Stated task 1 — In the candle lumens thread, reproduce the part that opens with the words "Actually not true." and closes with "than 4*pi lumens.", substituting "omnidirectional" for "isotropic".

# How many lumens from a candle?



## Phaserburn

of the taper variety; the ultimate incandescent! Just curious how a candle stacks up to various flashlight outputs.


----------



## Doug S

[ QUOTE ]
*Phaserburn said:*
of the taper variety; the ultimate incandescent! Just curious how a candle stacks up to various flashlight outputs. 

[/ QUOTE ]

It will of course vary with wick length, wax type, and probably other factors but it likely will fall in the 5 to 15 lumen range. The bureau of standards folks used to have a description of the construction of the "standard candle" from which intensity measurements were defined before they went to the definition using the black body cavity radiation involving a temperature defined by the melting temperature of platinum. If you search around you may find a description of that "standard candle".


----------



## jtr1962

A standard candle is defined as giving off one candlepower over 4*pi steradians. Even you do the math, this comes to 12.56636 lumens.


----------



## Doug S

[ QUOTE ]
*jtr1962 said:*
A standard candle is defined as giving off one candlepower over 4*pi steradians. Even you do the math, this comes to 12.56636 lumens. 

[/ QUOTE ]

Actually not true. The physical candle used for the standard for candlepower [a unit of intensity] was not an isotropic source. The candlepower was defined along a horizontal axis relative to the wick. jtr1962 is thinking of the unit Mean Spherical Candle Power [MSCP] another old unit that was in fact 4*pi lumens. The physical candle from which the intensity unit candlepower is derived would have emitted somewhat less than 4*pi lumens.

Records for this task —
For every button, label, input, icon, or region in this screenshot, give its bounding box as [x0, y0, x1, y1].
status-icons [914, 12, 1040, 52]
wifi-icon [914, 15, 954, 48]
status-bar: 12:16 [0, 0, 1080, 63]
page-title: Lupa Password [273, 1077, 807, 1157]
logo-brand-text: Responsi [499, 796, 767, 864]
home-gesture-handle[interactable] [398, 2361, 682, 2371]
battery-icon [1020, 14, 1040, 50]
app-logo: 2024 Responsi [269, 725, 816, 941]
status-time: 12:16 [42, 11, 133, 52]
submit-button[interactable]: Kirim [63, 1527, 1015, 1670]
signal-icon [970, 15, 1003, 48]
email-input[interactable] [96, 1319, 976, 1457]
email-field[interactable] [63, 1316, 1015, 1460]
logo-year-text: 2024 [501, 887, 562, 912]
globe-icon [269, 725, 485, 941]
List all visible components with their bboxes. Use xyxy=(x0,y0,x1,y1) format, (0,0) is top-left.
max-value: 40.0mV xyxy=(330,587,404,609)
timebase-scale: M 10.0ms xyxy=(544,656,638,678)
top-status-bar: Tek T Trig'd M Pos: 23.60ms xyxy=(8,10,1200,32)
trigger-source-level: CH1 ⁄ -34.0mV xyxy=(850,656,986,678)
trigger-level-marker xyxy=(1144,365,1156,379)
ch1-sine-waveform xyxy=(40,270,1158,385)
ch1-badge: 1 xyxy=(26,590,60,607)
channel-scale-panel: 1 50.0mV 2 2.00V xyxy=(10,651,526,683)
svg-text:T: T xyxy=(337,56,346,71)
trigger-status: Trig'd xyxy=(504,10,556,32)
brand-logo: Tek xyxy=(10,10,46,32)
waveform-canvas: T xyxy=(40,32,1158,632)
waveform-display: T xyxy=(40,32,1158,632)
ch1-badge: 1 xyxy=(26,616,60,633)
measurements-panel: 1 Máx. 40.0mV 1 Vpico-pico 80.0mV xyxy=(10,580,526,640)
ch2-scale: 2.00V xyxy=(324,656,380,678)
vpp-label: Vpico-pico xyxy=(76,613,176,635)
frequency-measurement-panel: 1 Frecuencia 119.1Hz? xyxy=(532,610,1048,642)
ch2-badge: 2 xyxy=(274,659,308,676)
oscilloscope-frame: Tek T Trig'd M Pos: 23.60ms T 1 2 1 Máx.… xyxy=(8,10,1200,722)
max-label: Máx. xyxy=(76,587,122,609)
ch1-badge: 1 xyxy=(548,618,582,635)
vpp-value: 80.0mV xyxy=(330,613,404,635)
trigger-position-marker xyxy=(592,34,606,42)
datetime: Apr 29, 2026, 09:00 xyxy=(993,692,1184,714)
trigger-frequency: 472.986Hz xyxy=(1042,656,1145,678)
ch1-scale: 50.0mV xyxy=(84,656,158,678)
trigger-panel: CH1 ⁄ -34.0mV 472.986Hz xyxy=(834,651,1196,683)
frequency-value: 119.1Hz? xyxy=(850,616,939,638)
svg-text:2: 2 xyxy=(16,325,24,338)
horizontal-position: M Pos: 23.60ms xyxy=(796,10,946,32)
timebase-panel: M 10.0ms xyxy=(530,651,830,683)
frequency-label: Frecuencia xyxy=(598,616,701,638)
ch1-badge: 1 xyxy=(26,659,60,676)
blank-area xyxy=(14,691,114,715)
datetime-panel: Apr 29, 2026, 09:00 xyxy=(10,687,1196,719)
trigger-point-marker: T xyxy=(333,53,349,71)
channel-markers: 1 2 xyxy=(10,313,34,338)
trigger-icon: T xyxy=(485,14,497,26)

Stated task 2 — Convert the listing, from its first line through the line containing "logo-brand-text: Responsi [499, 796, 767, 864]", into a JSON list of strings with one string per line and blank lines omitted.

Finished answer 1 —
Actually not true. The physical candle used for the standard for candlepower [a unit of intensity] was not an omnidirectional source. The candlepower was defined along a horizontal axis relative to the wick. jtr1962 is thinking of the unit Mean Spherical Candle Power [MSCP] another old unit that was in fact 4*pi lumens. The physical candle from which the intensity unit candlepower is derived would have emitted somewhat less than 4*pi lumens.

Finished answer 2 —
[
  "For every button, label, input, icon, or region in this screenshot, give its bounding box as [x0, y0, x1, y1].",
  "status-icons [914, 12, 1040, 52]",
  "wifi-icon [914, 15, 954, 48]",
  "status-bar: 12:16 [0, 0, 1080, 63]",
  "page-title: Lupa Password [273, 1077, 807, 1157]",
  "logo-brand-text: Responsi [499, 796, 767, 864]"
]